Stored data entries
%%

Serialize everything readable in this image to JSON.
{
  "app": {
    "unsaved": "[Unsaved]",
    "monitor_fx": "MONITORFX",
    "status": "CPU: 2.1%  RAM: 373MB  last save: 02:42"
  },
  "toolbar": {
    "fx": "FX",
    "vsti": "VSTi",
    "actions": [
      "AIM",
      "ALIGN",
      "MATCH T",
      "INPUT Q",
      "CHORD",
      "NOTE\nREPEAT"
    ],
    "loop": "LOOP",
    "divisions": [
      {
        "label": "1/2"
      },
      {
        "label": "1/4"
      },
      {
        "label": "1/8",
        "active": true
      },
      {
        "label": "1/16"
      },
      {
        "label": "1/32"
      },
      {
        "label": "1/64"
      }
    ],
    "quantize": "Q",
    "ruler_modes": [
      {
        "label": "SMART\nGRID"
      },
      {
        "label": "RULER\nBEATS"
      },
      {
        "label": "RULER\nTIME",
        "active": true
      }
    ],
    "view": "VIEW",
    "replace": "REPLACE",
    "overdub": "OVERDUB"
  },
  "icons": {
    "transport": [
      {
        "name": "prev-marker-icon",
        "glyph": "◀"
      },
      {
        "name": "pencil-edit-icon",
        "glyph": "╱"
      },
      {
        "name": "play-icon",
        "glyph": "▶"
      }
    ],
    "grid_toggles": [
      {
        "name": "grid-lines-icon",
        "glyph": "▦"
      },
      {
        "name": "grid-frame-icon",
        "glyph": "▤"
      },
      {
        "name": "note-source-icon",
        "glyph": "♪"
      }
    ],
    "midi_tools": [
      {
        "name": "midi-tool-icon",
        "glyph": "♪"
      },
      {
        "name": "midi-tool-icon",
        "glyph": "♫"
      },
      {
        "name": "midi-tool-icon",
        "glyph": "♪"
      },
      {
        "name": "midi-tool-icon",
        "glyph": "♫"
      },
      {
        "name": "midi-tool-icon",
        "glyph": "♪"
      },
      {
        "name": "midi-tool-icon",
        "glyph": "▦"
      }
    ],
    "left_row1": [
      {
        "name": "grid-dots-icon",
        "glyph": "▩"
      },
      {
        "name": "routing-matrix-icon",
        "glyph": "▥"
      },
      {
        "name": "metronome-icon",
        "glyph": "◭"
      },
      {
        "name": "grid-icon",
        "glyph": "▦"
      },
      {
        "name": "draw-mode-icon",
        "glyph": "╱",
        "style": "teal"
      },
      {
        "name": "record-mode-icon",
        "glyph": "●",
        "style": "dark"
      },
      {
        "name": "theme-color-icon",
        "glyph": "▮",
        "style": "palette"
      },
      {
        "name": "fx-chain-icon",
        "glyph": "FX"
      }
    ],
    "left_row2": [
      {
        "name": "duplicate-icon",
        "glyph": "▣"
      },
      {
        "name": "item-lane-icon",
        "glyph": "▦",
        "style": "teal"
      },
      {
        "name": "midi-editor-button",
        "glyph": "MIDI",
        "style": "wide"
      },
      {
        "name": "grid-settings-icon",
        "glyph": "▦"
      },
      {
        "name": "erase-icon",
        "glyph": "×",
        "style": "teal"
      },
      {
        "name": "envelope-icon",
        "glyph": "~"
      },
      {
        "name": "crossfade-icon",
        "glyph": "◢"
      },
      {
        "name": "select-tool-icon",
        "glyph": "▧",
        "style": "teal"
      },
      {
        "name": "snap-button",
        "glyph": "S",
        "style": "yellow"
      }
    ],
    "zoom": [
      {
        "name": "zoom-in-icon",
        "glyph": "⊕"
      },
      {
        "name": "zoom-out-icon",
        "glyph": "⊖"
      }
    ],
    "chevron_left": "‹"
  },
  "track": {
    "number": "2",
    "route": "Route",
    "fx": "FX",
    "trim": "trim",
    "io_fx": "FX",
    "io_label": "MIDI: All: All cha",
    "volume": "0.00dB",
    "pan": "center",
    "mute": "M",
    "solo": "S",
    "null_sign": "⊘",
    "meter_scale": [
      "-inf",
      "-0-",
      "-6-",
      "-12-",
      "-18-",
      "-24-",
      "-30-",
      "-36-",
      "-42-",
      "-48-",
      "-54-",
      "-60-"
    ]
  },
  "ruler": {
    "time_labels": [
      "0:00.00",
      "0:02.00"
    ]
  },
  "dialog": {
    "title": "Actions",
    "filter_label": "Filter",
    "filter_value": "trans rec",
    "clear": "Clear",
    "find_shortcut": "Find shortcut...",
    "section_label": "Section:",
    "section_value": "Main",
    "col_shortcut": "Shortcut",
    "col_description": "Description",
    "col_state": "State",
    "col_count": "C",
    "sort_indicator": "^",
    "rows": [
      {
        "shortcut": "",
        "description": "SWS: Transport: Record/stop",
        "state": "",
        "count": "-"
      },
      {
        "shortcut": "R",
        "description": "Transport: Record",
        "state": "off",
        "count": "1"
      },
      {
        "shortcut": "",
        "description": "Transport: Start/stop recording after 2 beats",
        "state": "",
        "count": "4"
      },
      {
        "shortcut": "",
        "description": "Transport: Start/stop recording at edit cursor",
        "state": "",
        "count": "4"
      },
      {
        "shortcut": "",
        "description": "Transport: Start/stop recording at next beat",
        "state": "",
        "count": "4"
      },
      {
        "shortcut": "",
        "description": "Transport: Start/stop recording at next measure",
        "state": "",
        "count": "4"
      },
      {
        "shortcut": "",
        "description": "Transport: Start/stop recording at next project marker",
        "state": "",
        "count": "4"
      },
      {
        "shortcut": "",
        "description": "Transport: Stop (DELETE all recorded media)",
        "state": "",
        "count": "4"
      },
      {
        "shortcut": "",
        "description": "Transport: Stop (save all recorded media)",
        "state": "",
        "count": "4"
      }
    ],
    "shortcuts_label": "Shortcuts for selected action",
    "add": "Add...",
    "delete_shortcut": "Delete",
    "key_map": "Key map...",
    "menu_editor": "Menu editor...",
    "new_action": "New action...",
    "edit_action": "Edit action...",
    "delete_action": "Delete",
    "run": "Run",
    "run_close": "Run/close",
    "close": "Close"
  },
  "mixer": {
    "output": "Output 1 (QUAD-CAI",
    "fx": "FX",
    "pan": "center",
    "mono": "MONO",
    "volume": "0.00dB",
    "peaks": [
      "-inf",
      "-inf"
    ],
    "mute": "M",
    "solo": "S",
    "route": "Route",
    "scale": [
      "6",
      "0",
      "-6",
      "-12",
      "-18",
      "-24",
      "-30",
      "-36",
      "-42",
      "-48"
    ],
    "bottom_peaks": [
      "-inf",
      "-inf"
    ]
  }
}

%%

[STATED PROBLEM]:
In the entries above, locate every line with the word "button" and copy it.

[SOLUTION TO THE PROBLEM]:
        "name": "midi-editor-button",
        "name": "snap-button",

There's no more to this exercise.